Records for the exercise »
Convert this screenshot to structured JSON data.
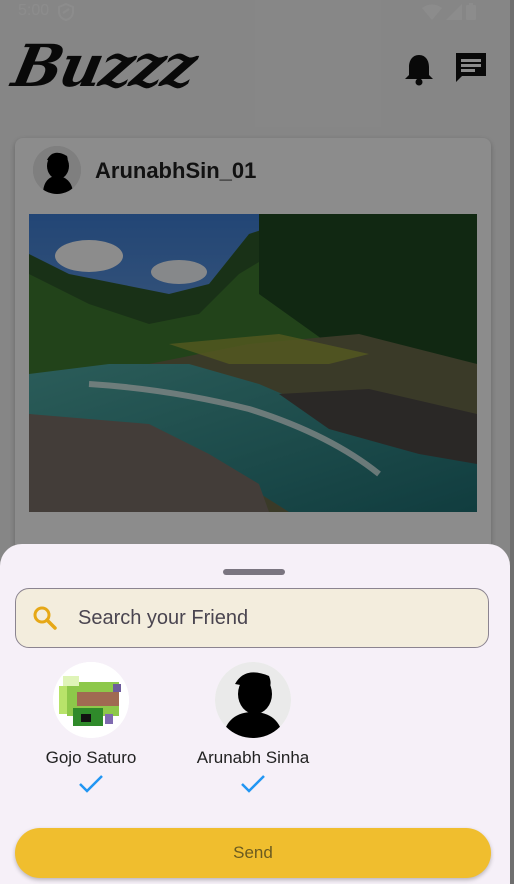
{
  "status": {
    "time": "5:00"
  },
  "app": {
    "logo": "Buzzz"
  },
  "post": {
    "username": "ArunabhSin_01"
  },
  "sheet": {
    "search": {
      "placeholder": "Search your Friend",
      "value": ""
    },
    "friends": [
      {
        "name": "Gojo Saturo",
        "selected": true
      },
      {
        "name": "Arunabh Sinha",
        "selected": true
      }
    ],
    "send_label": "Send"
  },
  "colors": {
    "accent": "#f0be2e",
    "check": "#2196f3",
    "sheet_bg": "#f6f0f8"
  }
}
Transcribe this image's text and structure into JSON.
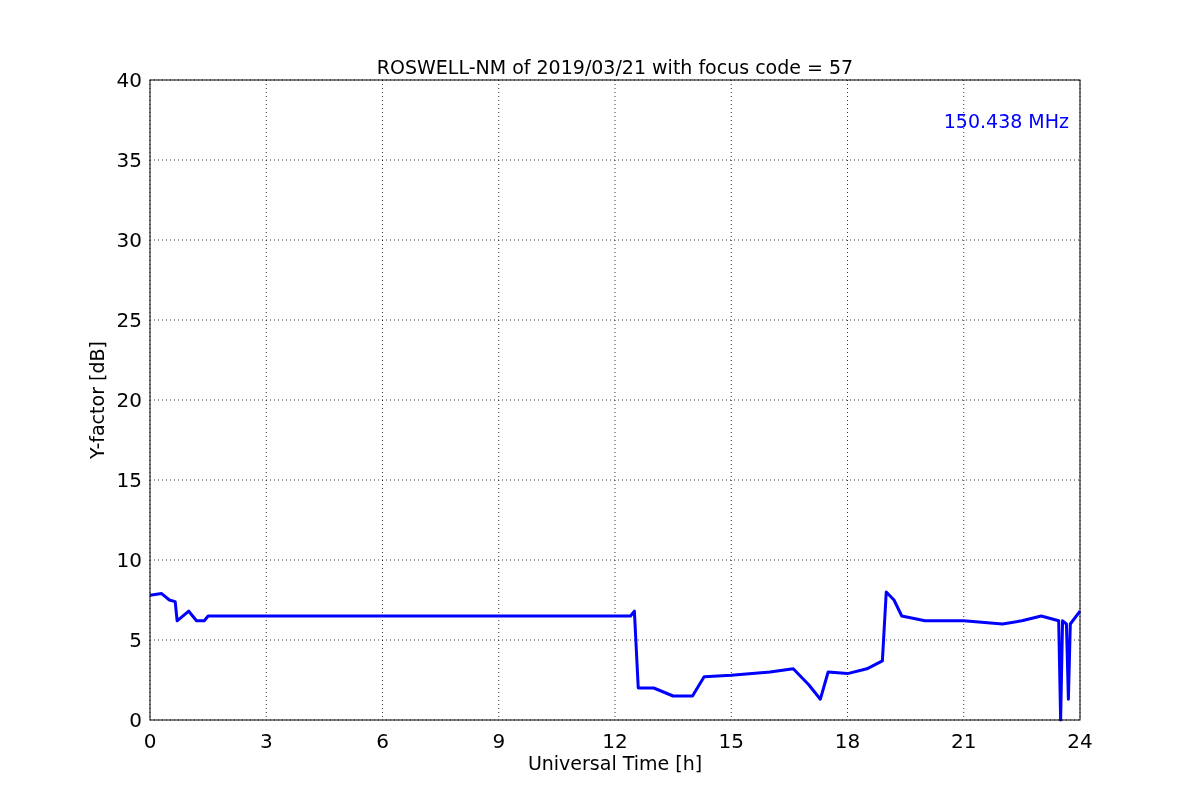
{
  "chart_data": {
    "type": "line",
    "title": "ROSWELL-NM of 2019/03/21 with focus code = 57",
    "xlabel": "Universal Time [h]",
    "ylabel": "Y-factor [dB]",
    "x": [
      0,
      0.3,
      0.5,
      0.65,
      0.7,
      1.0,
      1.2,
      1.4,
      1.5,
      12.4,
      12.5,
      12.6,
      13,
      13.5,
      14,
      14.3,
      15,
      16,
      16.6,
      17,
      17.3,
      17.5,
      18,
      18.5,
      18.9,
      19.0,
      19.2,
      19.4,
      20,
      21,
      22,
      22.5,
      23,
      23.45,
      23.5,
      23.55,
      23.65,
      23.7,
      23.75,
      24
    ],
    "series": [
      {
        "name": "150.438 MHz",
        "color": "#0000ff",
        "values": [
          7.8,
          7.9,
          7.5,
          7.4,
          6.2,
          6.8,
          6.2,
          6.2,
          6.5,
          6.5,
          6.8,
          2.0,
          2.0,
          1.5,
          1.5,
          2.7,
          2.8,
          3.0,
          3.2,
          2.2,
          1.3,
          3.0,
          2.9,
          3.2,
          3.7,
          8.0,
          7.5,
          6.5,
          6.2,
          6.2,
          6.0,
          6.2,
          6.5,
          6.2,
          0,
          6.2,
          6.0,
          1.3,
          6.0,
          6.8
        ]
      }
    ],
    "xlim": [
      0,
      24
    ],
    "ylim": [
      0,
      40
    ],
    "xticks": [
      0,
      3,
      6,
      9,
      12,
      15,
      18,
      21,
      24
    ],
    "yticks": [
      0,
      5,
      10,
      15,
      20,
      25,
      30,
      35,
      40
    ],
    "grid": true
  }
}
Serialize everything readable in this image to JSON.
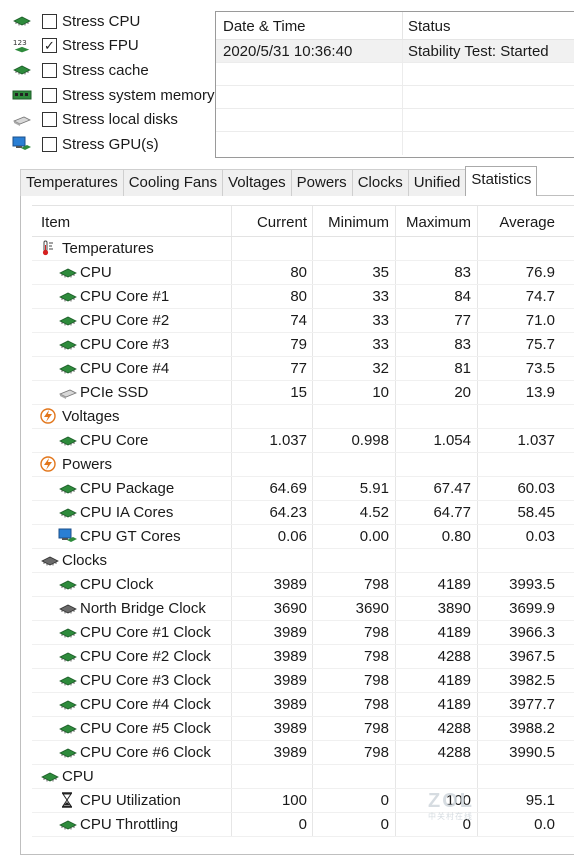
{
  "stress_options": [
    {
      "label": "Stress CPU",
      "checked": false,
      "icon": "cpu-chip-icon"
    },
    {
      "label": "Stress FPU",
      "checked": true,
      "icon": "fpu-123-icon"
    },
    {
      "label": "Stress cache",
      "checked": false,
      "icon": "cache-chip-icon"
    },
    {
      "label": "Stress system memory",
      "checked": false,
      "icon": "memory-module-icon"
    },
    {
      "label": "Stress local disks",
      "checked": false,
      "icon": "disk-drive-icon"
    },
    {
      "label": "Stress GPU(s)",
      "checked": false,
      "icon": "gpu-monitor-icon"
    }
  ],
  "fpu_icon_text": "123",
  "status_log": {
    "headers": [
      "Date & Time",
      "Status"
    ],
    "rows": [
      {
        "datetime": "2020/5/31 10:36:40",
        "status": "Stability Test: Started"
      }
    ]
  },
  "tabs": [
    {
      "label": "Temperatures",
      "active": false
    },
    {
      "label": "Cooling Fans",
      "active": false
    },
    {
      "label": "Voltages",
      "active": false
    },
    {
      "label": "Powers",
      "active": false
    },
    {
      "label": "Clocks",
      "active": false
    },
    {
      "label": "Unified",
      "active": false
    },
    {
      "label": "Statistics",
      "active": true
    }
  ],
  "stats": {
    "headers": {
      "item": "Item",
      "current": "Current",
      "minimum": "Minimum",
      "maximum": "Maximum",
      "average": "Average"
    },
    "rows": [
      {
        "type": "cat",
        "icon": "thermometer-icon",
        "name": "Temperatures"
      },
      {
        "type": "item",
        "icon": "cpu-chip-icon",
        "name": "CPU",
        "cur": "80",
        "min": "35",
        "max": "83",
        "avg": "76.9"
      },
      {
        "type": "item",
        "icon": "cpu-chip-icon",
        "name": "CPU Core #1",
        "cur": "80",
        "min": "33",
        "max": "84",
        "avg": "74.7"
      },
      {
        "type": "item",
        "icon": "cpu-chip-icon",
        "name": "CPU Core #2",
        "cur": "74",
        "min": "33",
        "max": "77",
        "avg": "71.0"
      },
      {
        "type": "item",
        "icon": "cpu-chip-icon",
        "name": "CPU Core #3",
        "cur": "79",
        "min": "33",
        "max": "83",
        "avg": "75.7"
      },
      {
        "type": "item",
        "icon": "cpu-chip-icon",
        "name": "CPU Core #4",
        "cur": "77",
        "min": "32",
        "max": "81",
        "avg": "73.5"
      },
      {
        "type": "item",
        "icon": "ssd-drive-icon",
        "name": "PCIe SSD",
        "cur": "15",
        "min": "10",
        "max": "20",
        "avg": "13.9"
      },
      {
        "type": "cat",
        "icon": "lightning-icon",
        "name": "Voltages"
      },
      {
        "type": "item",
        "icon": "cpu-chip-icon",
        "name": "CPU Core",
        "cur": "1.037",
        "min": "0.998",
        "max": "1.054",
        "avg": "1.037"
      },
      {
        "type": "cat",
        "icon": "lightning-icon",
        "name": "Powers"
      },
      {
        "type": "item",
        "icon": "cpu-chip-icon",
        "name": "CPU Package",
        "cur": "64.69",
        "min": "5.91",
        "max": "67.47",
        "avg": "60.03"
      },
      {
        "type": "item",
        "icon": "cpu-chip-icon",
        "name": "CPU IA Cores",
        "cur": "64.23",
        "min": "4.52",
        "max": "64.77",
        "avg": "58.45"
      },
      {
        "type": "item",
        "icon": "gpu-monitor-icon",
        "name": "CPU GT Cores",
        "cur": "0.06",
        "min": "0.00",
        "max": "0.80",
        "avg": "0.03"
      },
      {
        "type": "cat",
        "icon": "clock-chip-icon",
        "name": "Clocks"
      },
      {
        "type": "item",
        "icon": "cpu-chip-icon",
        "name": "CPU Clock",
        "cur": "3989",
        "min": "798",
        "max": "4189",
        "avg": "3993.5"
      },
      {
        "type": "item",
        "icon": "northbridge-chip-icon",
        "name": "North Bridge Clock",
        "cur": "3690",
        "min": "3690",
        "max": "3890",
        "avg": "3699.9"
      },
      {
        "type": "item",
        "icon": "cpu-chip-icon",
        "name": "CPU Core #1 Clock",
        "cur": "3989",
        "min": "798",
        "max": "4189",
        "avg": "3966.3"
      },
      {
        "type": "item",
        "icon": "cpu-chip-icon",
        "name": "CPU Core #2 Clock",
        "cur": "3989",
        "min": "798",
        "max": "4288",
        "avg": "3967.5"
      },
      {
        "type": "item",
        "icon": "cpu-chip-icon",
        "name": "CPU Core #3 Clock",
        "cur": "3989",
        "min": "798",
        "max": "4189",
        "avg": "3982.5"
      },
      {
        "type": "item",
        "icon": "cpu-chip-icon",
        "name": "CPU Core #4 Clock",
        "cur": "3989",
        "min": "798",
        "max": "4189",
        "avg": "3977.7"
      },
      {
        "type": "item",
        "icon": "cpu-chip-icon",
        "name": "CPU Core #5 Clock",
        "cur": "3989",
        "min": "798",
        "max": "4288",
        "avg": "3988.2"
      },
      {
        "type": "item",
        "icon": "cpu-chip-icon",
        "name": "CPU Core #6 Clock",
        "cur": "3989",
        "min": "798",
        "max": "4288",
        "avg": "3990.5"
      },
      {
        "type": "cat",
        "icon": "cpu-chip-icon",
        "name": "CPU"
      },
      {
        "type": "item",
        "icon": "hourglass-icon",
        "name": "CPU Utilization",
        "cur": "100",
        "min": "0",
        "max": "100",
        "avg": "95.1"
      },
      {
        "type": "item",
        "icon": "cpu-chip-icon",
        "name": "CPU Throttling",
        "cur": "0",
        "min": "0",
        "max": "0",
        "avg": "0.0"
      }
    ]
  },
  "watermark": {
    "text": "ZOL",
    "subtext": "中关村在线"
  },
  "colors": {
    "chip_green": "#2e8b3c",
    "chip_gray": "#6a6a6a",
    "thermo_red": "#d62020",
    "bolt_orange": "#e2761b",
    "monitor_blue": "#2a7fd4"
  }
}
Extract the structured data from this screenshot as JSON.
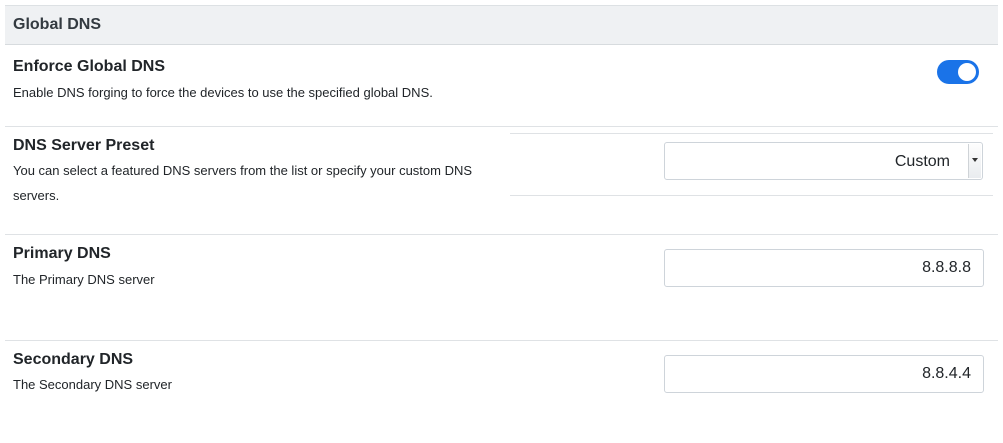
{
  "panel": {
    "title": "Global DNS"
  },
  "enforce": {
    "title": "Enforce Global DNS",
    "description": "Enable DNS forging to force the devices to use the specified global DNS.",
    "enabled": true,
    "accent_color": "#1a73e8"
  },
  "preset": {
    "title": "DNS Server Preset",
    "description_line1": "You can select a featured DNS servers from the list or specify your custom DNS",
    "description_line2": "servers.",
    "selected": "Custom"
  },
  "primary": {
    "title": "Primary DNS",
    "description": "The Primary DNS server",
    "value": "8.8.8.8"
  },
  "secondary": {
    "title": "Secondary DNS",
    "description": "The Secondary DNS server",
    "value": "8.8.4.4"
  }
}
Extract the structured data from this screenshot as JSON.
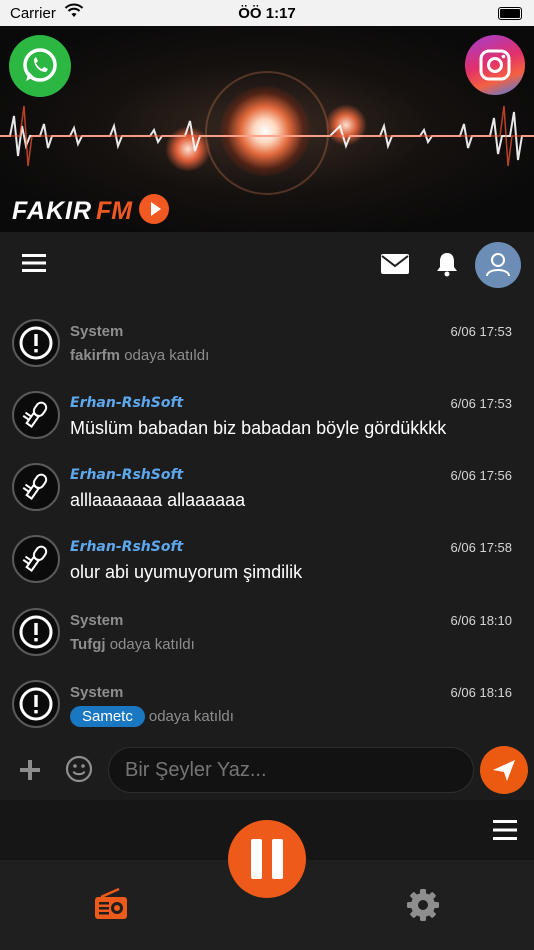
{
  "status_bar": {
    "carrier": "Carrier",
    "time": "ÖÖ 1:17"
  },
  "banner": {
    "logo_part1": "FAKIR",
    "logo_part2": "FM"
  },
  "messages": [
    {
      "type": "system",
      "name": "System",
      "time": "6/06 17:53",
      "user": "fakirfm",
      "text": "odaya katıldı"
    },
    {
      "type": "user",
      "name": "Erhan-RshSoft",
      "time": "6/06 17:53",
      "text": "Müslüm babadan biz babadan böyle gördükkkk"
    },
    {
      "type": "user",
      "name": "Erhan-RshSoft",
      "time": "6/06 17:56",
      "text": "alllaaaaaaa allaaaaaa"
    },
    {
      "type": "user",
      "name": "Erhan-RshSoft",
      "time": "6/06 17:58",
      "text": "olur abi uyumuyorum şimdilik"
    },
    {
      "type": "system",
      "name": "System",
      "time": "6/06 18:10",
      "user": "Tufgj",
      "text": "odaya katıldı"
    },
    {
      "type": "system",
      "name": "System",
      "time": "6/06 18:16",
      "user": "Sametc",
      "text": "odaya katıldı"
    }
  ],
  "input": {
    "placeholder": "Bir Şeyler Yaz..."
  },
  "icons": {
    "whatsapp": "whatsapp-icon",
    "instagram": "instagram-icon",
    "play": "play-icon",
    "menu": "hamburger-icon",
    "mail": "mail-icon",
    "bell": "bell-icon",
    "avatar": "user-icon",
    "system": "exclamation-icon",
    "user_avatar": "microphone-icon",
    "plus": "plus-icon",
    "emoji": "smiley-icon",
    "send": "send-icon",
    "pause": "pause-icon",
    "list": "list-icon",
    "radio": "radio-icon",
    "settings": "gear-icon"
  },
  "colors": {
    "accent": "#ec5a12",
    "username": "#5da8ee",
    "tag": "#1a78c2",
    "background": "#1c1c1d",
    "system_text": "#8e8e8e",
    "whatsapp": "#2bb741"
  }
}
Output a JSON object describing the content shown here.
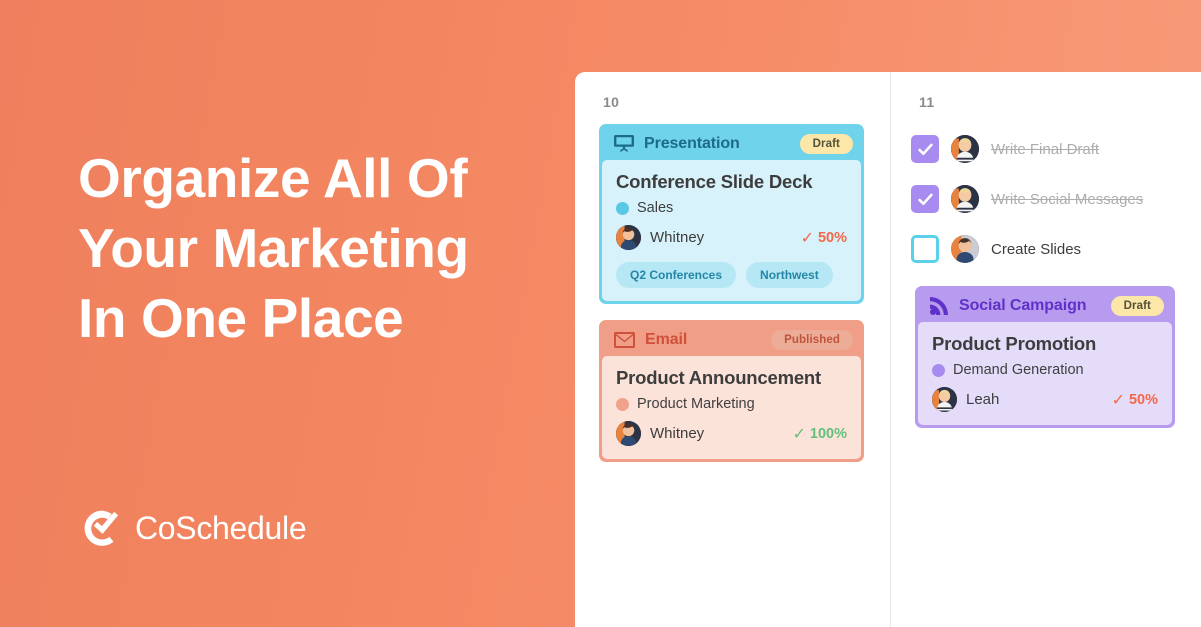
{
  "hero": {
    "title_lines": [
      "Organize All Of",
      "Your Marketing",
      "In One Place"
    ],
    "logo_text": "CoSchedule",
    "logo_icon": "coschedule-check-circle-icon",
    "background_color": "#f2855f",
    "text_color": "#ffffff"
  },
  "panel": {
    "columns": [
      {
        "date": "10",
        "cards": [
          {
            "theme": "presentation",
            "type_label": "Presentation",
            "type_icon": "presentation-screen-icon",
            "badge": "Draft",
            "title": "Conference Slide Deck",
            "category": "Sales",
            "category_color": "#58c8e6",
            "owner": "Whitney",
            "owner_avatar": "avatar-whitney",
            "progress": "50%",
            "progress_color": "#f4684a",
            "tags": [
              "Q2 Conferences",
              "Northwest"
            ]
          },
          {
            "theme": "email",
            "type_label": "Email",
            "type_icon": "envelope-icon",
            "badge": "Published",
            "title": "Product Announcement",
            "category": "Product Marketing",
            "category_color": "#f0a28c",
            "owner": "Whitney",
            "owner_avatar": "avatar-whitney",
            "progress": "100%",
            "progress_color": "#63c07c",
            "tags": []
          }
        ],
        "tasks": []
      },
      {
        "date": "11",
        "tasks": [
          {
            "label": "Write Final Draft",
            "checked": true,
            "avatar": "avatar-leah"
          },
          {
            "label": "Write Social Messages",
            "checked": true,
            "avatar": "avatar-leah"
          },
          {
            "label": "Create Slides",
            "checked": false,
            "avatar": "avatar-whitney"
          }
        ],
        "cards": [
          {
            "theme": "social",
            "type_label": "Social Campaign",
            "type_icon": "rss-broadcast-icon",
            "badge": "Draft",
            "title": "Product Promotion",
            "category": "Demand Generation",
            "category_color": "#a78bf0",
            "owner": "Leah",
            "owner_avatar": "avatar-leah",
            "progress": "50%",
            "progress_color": "#f4684a",
            "tags": []
          }
        ]
      }
    ],
    "checkbox_checked_color": "#a78bf0",
    "checkbox_unchecked_border": "#5bd0ea"
  }
}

Work to do » Look through the entries above. Extract each line with the word "this".

Correct output »
Convert this screenshot to structured JSON data.
Transcribe this image's text and structure into JSON.
Serialize everything readable in this image to JSON.
Extract the structured data from this screenshot as JSON.
Extract the structured data from this screenshot as JSON.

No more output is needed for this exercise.